Aim of the task: All of the data below must be repeated exactly.

(Figure record listings)
★ ★ ★ ★ ★ ★ ★

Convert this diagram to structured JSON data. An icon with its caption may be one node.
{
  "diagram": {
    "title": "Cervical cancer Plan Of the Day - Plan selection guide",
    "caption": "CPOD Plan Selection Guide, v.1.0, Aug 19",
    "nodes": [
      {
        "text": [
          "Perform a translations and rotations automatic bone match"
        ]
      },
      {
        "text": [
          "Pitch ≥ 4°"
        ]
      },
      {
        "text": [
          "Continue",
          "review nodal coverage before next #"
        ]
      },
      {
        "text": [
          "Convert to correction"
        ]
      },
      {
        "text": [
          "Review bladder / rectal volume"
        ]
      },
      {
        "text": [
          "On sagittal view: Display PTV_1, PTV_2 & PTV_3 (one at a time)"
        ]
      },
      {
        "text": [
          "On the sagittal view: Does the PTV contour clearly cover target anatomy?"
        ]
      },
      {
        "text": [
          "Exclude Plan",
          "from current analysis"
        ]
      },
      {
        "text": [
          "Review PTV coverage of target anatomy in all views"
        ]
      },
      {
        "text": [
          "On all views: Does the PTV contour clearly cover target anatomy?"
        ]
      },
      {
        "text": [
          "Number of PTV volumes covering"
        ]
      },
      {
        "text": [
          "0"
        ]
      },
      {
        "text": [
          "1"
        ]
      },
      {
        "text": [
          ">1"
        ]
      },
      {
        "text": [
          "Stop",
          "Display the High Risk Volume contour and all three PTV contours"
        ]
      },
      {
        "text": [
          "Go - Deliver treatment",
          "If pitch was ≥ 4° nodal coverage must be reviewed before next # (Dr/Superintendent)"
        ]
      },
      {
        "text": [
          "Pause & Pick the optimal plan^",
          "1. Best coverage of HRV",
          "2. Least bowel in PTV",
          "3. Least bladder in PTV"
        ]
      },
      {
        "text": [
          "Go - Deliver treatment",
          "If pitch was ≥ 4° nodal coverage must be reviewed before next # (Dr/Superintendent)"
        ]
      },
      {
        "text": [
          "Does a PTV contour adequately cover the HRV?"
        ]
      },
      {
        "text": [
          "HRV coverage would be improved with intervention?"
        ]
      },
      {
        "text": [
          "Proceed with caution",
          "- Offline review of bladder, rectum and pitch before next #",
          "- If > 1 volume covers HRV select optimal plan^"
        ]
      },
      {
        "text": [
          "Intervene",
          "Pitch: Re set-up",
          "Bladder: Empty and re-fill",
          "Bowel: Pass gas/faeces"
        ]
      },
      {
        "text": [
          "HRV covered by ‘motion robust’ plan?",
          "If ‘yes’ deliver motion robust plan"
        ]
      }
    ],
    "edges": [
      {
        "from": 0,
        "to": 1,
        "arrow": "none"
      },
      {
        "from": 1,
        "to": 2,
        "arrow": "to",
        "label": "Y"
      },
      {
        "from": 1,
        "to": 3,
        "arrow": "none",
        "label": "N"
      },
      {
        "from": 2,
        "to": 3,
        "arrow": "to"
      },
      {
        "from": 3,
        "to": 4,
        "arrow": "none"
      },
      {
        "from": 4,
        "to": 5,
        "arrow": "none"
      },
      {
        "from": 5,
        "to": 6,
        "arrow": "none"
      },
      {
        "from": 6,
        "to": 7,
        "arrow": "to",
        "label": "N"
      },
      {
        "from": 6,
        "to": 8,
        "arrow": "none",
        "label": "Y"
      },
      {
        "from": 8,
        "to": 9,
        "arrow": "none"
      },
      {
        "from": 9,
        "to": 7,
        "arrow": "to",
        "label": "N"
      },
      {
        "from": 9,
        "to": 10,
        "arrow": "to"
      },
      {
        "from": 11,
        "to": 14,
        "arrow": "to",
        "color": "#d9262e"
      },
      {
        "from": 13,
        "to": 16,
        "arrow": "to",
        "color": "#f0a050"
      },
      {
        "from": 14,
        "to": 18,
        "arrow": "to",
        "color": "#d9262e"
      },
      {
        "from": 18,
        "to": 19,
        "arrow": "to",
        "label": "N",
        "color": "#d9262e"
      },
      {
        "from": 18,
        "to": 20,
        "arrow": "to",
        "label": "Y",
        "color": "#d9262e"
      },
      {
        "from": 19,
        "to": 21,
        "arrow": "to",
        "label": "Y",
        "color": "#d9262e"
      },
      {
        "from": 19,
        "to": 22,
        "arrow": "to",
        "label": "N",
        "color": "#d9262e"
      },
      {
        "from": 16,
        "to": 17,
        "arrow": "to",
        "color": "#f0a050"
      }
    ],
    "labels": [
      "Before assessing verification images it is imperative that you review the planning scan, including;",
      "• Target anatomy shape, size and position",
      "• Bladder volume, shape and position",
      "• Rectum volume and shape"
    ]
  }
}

★ ★ ★ ★ ★ ★ ★

Task result:
Convert this diagram to structured JSON data. An icon with its caption may be one node.
{
  "diagram": {
    "title": "Cervical cancer Plan Of the Day - Plan selection guide",
    "caption": "CPOD Plan Selection Guide, v.1.0, Aug 19",
    "nodes": [
      {
        "text": [
          "Perform a translations and rotations automatic bone match"
        ]
      },
      {
        "text": [
          "Pitch ≥ 4°"
        ]
      },
      {
        "text": [
          "Continue",
          "review nodal coverage before next #"
        ]
      },
      {
        "text": [
          "Convert to correction"
        ]
      },
      {
        "text": [
          "Review bladder / rectal volume"
        ]
      },
      {
        "text": [
          "On sagittal view: Display PTV_1, PTV_2 & PTV_3 (one at a time)"
        ]
      },
      {
        "text": [
          "On the sagittal view: Does the PTV contour clearly cover target anatomy?"
        ]
      },
      {
        "text": [
          "Exclude Plan",
          "from current analysis"
        ]
      },
      {
        "text": [
          "Review PTV coverage of target anatomy in all views"
        ]
      },
      {
        "text": [
          "On all views: Does the PTV contour clearly cover target anatomy?"
        ]
      },
      {
        "text": [
          "Number of PTV volumes covering"
        ]
      },
      {
        "text": [
          "0"
        ]
      },
      {
        "text": [
          "1"
        ]
      },
      {
        "text": [
          ">1"
        ]
      },
      {
        "text": [
          "Stop",
          "Display the High Risk Volume contour and all three PTV contours"
        ]
      },
      {
        "text": [
          "Go - Deliver treatment",
          "If pitch was ≥ 4° nodal coverage must be reviewed before next # (Dr/Superintendent)"
        ]
      },
      {
        "text": [
          "Pause & Pick the optimal plan^",
          "1. Best coverage of HRV",
          "2. Least bowel in PTV",
          "3. Least bladder in PTV"
        ]
      },
      {
        "text": [
          "Go - Deliver treatment",
          "If pitch was ≥ 4° nodal coverage must be reviewed before next # (Dr/Superintendent)"
        ]
      },
      {
        "text": [
          "Does a PTV contour adequately cover the HRV?"
        ]
      },
      {
        "text": [
          "HRV coverage would be improved with intervention?"
        ]
      },
      {
        "text": [
          "Proceed with caution",
          "- Offline review of bladder, rectum and pitch before next #",
          "- If > 1 volume covers HRV select optimal plan^"
        ]
      },
      {
        "text": [
          "Intervene",
          "Pitch: Re set-up",
          "Bladder: Empty and re-fill",
          "Bowel: Pass gas/faeces"
        ]
      },
      {
        "text": [
          "HRV covered by ‘motion robust’ plan?",
          "If ‘yes’ deliver motion robust plan"
        ]
      }
    ],
    "edges": [
      {
        "from": 0,
        "to": 1,
        "arrow": "none"
      },
      {
        "from": 1,
        "to": 2,
        "arrow": "to",
        "label": "Y"
      },
      {
        "from": 1,
        "to": 3,
        "arrow": "none",
        "label": "N"
      },
      {
        "from": 2,
        "to": 3,
        "arrow": "to"
      },
      {
        "from": 3,
        "to": 4,
        "arrow": "none"
      },
      {
        "from": 4,
        "to": 5,
        "arrow": "none"
      },
      {
        "from": 5,
        "to": 6,
        "arrow": "none"
      },
      {
        "from": 6,
        "to": 7,
        "arrow": "to",
        "label": "N"
      },
      {
        "from": 6,
        "to": 8,
        "arrow": "none",
        "label": "Y"
      },
      {
        "from": 8,
        "to": 9,
        "arrow": "none"
      },
      {
        "from": 9,
        "to": 7,
        "arrow": "to",
        "label": "N"
      },
      {
        "from": 9,
        "to": 10,
        "arrow": "to"
      },
      {
        "from": 11,
        "to": 14,
        "arrow": "to",
        "color": "#d9262e"
      },
      {
        "from": 13,
        "to": 16,
        "arrow": "to",
        "color": "#f0a050"
      },
      {
        "from": 14,
        "to": 18,
        "arrow": "to",
        "color": "#d9262e"
      },
      {
        "from": 18,
        "to": 19,
        "arrow": "to",
        "label": "N",
        "color": "#d9262e"
      },
      {
        "from": 18,
        "to": 20,
        "arrow": "to",
        "label": "Y",
        "color": "#d9262e"
      },
      {
        "from": 19,
        "to": 21,
        "arrow": "to",
        "label": "Y",
        "color": "#d9262e"
      },
      {
        "from": 19,
        "to": 22,
        "arrow": "to",
        "label": "N",
        "color": "#d9262e"
      },
      {
        "from": 16,
        "to": 17,
        "arrow": "to",
        "color": "#f0a050"
      }
    ],
    "labels": [
      "Before assessing verification images it is imperative that you review the planning scan, including;",
      "• Target anatomy shape, size and position",
      "• Bladder volume, shape and position",
      "• Rectum volume and shape"
    ]
  }
}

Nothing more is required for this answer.